▶ [EXERCISE TASK]: Sift the listing for lines that hold the string "JSON" and pull them out.

◇ ◇ ◇

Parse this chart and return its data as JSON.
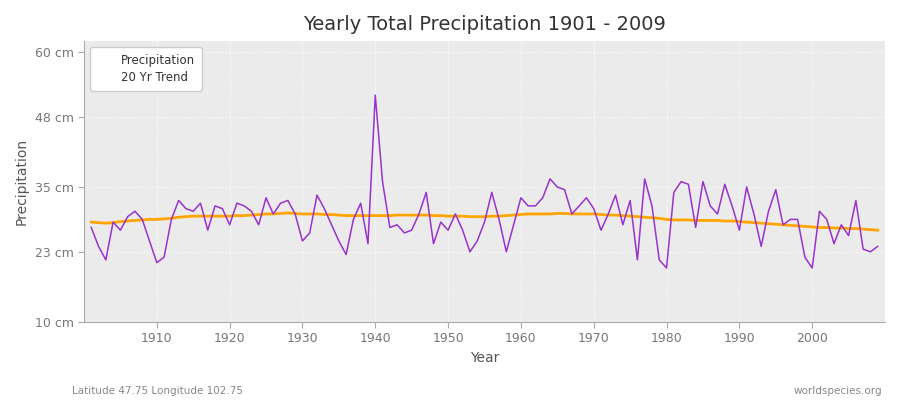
{
  "title": "Yearly Total Precipitation 1901 - 2009",
  "xlabel": "Year",
  "ylabel": "Precipitation",
  "subtitle_left": "Latitude 47.75 Longitude 102.75",
  "subtitle_right": "worldspecies.org",
  "years": [
    1901,
    1902,
    1903,
    1904,
    1905,
    1906,
    1907,
    1908,
    1909,
    1910,
    1911,
    1912,
    1913,
    1914,
    1915,
    1916,
    1917,
    1918,
    1919,
    1920,
    1921,
    1922,
    1923,
    1924,
    1925,
    1926,
    1927,
    1928,
    1929,
    1930,
    1931,
    1932,
    1933,
    1934,
    1935,
    1936,
    1937,
    1938,
    1939,
    1940,
    1941,
    1942,
    1943,
    1944,
    1945,
    1946,
    1947,
    1948,
    1949,
    1950,
    1951,
    1952,
    1953,
    1954,
    1955,
    1956,
    1957,
    1958,
    1959,
    1960,
    1961,
    1962,
    1963,
    1964,
    1965,
    1966,
    1967,
    1968,
    1969,
    1970,
    1971,
    1972,
    1973,
    1974,
    1975,
    1976,
    1977,
    1978,
    1979,
    1980,
    1981,
    1982,
    1983,
    1984,
    1985,
    1986,
    1987,
    1988,
    1989,
    1990,
    1991,
    1992,
    1993,
    1994,
    1995,
    1996,
    1997,
    1998,
    1999,
    2000,
    2001,
    2002,
    2003,
    2004,
    2005,
    2006,
    2007,
    2008,
    2009
  ],
  "precip": [
    27.5,
    24.0,
    21.5,
    28.5,
    27.0,
    29.5,
    30.5,
    29.0,
    25.0,
    21.0,
    22.0,
    29.0,
    32.5,
    31.0,
    30.5,
    32.0,
    27.0,
    31.5,
    31.0,
    28.0,
    32.0,
    31.5,
    30.5,
    28.0,
    33.0,
    30.0,
    32.0,
    32.5,
    30.0,
    25.0,
    26.5,
    33.5,
    31.0,
    28.0,
    25.0,
    22.5,
    29.0,
    32.0,
    24.5,
    52.0,
    36.0,
    27.5,
    28.0,
    26.5,
    27.0,
    30.0,
    34.0,
    24.5,
    28.5,
    27.0,
    30.0,
    27.0,
    23.0,
    25.0,
    28.5,
    34.0,
    29.0,
    23.0,
    28.0,
    33.0,
    31.5,
    31.5,
    33.0,
    36.5,
    35.0,
    34.5,
    30.0,
    31.5,
    33.0,
    31.0,
    27.0,
    30.0,
    33.5,
    28.0,
    32.5,
    21.5,
    36.5,
    31.5,
    21.5,
    20.0,
    34.0,
    36.0,
    35.5,
    27.5,
    36.0,
    31.5,
    30.0,
    35.5,
    31.5,
    27.0,
    35.0,
    30.0,
    24.0,
    30.5,
    34.5,
    28.0,
    29.0,
    29.0,
    22.0,
    20.0,
    30.5,
    29.0,
    24.5,
    28.0,
    26.0,
    32.5,
    23.5,
    23.0,
    24.0
  ],
  "trend": [
    28.5,
    28.4,
    28.3,
    28.4,
    28.6,
    28.7,
    28.8,
    28.9,
    29.0,
    29.0,
    29.1,
    29.2,
    29.4,
    29.5,
    29.6,
    29.6,
    29.6,
    29.6,
    29.6,
    29.6,
    29.7,
    29.7,
    29.8,
    29.9,
    30.0,
    30.0,
    30.1,
    30.2,
    30.1,
    30.0,
    30.0,
    30.0,
    29.9,
    29.9,
    29.8,
    29.7,
    29.7,
    29.7,
    29.7,
    29.7,
    29.7,
    29.7,
    29.8,
    29.8,
    29.8,
    29.8,
    29.8,
    29.7,
    29.7,
    29.6,
    29.6,
    29.6,
    29.5,
    29.5,
    29.5,
    29.6,
    29.6,
    29.7,
    29.8,
    29.9,
    30.0,
    30.0,
    30.0,
    30.0,
    30.1,
    30.1,
    30.0,
    30.0,
    30.0,
    30.0,
    29.9,
    29.8,
    29.8,
    29.7,
    29.6,
    29.5,
    29.4,
    29.3,
    29.2,
    29.0,
    28.9,
    28.9,
    28.9,
    28.8,
    28.8,
    28.8,
    28.8,
    28.7,
    28.7,
    28.6,
    28.5,
    28.4,
    28.3,
    28.2,
    28.1,
    28.0,
    27.9,
    27.8,
    27.7,
    27.6,
    27.5,
    27.5,
    27.4,
    27.4,
    27.3,
    27.3,
    27.2,
    27.1,
    27.0
  ],
  "precip_color": "#9933cc",
  "trend_color": "#FFA500",
  "fig_bg_color": "#ffffff",
  "plot_bg_color": "#ebebeb",
  "grid_color": "#ffffff",
  "grid_style": ":",
  "yticks": [
    10,
    23,
    35,
    48,
    60
  ],
  "ytick_labels": [
    "10 cm",
    "23 cm",
    "35 cm",
    "48 cm",
    "60 cm"
  ],
  "xticks": [
    1910,
    1920,
    1930,
    1940,
    1950,
    1960,
    1970,
    1980,
    1990,
    2000
  ],
  "ylim": [
    10,
    62
  ],
  "xlim": [
    1900,
    2010
  ],
  "left_text_color": "#888888",
  "right_text_color": "#888888"
}
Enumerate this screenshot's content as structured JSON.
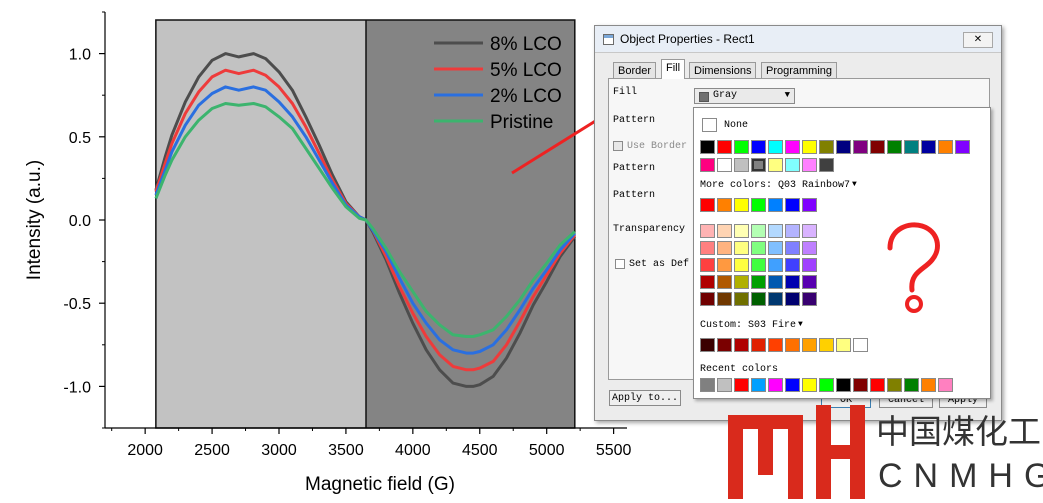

◇ ◇ ◇

▶ [RESPONSE TO THIS TASK]:
Parse this chart and return its data as JSON.
Enumerate this screenshot's content as structured JSON.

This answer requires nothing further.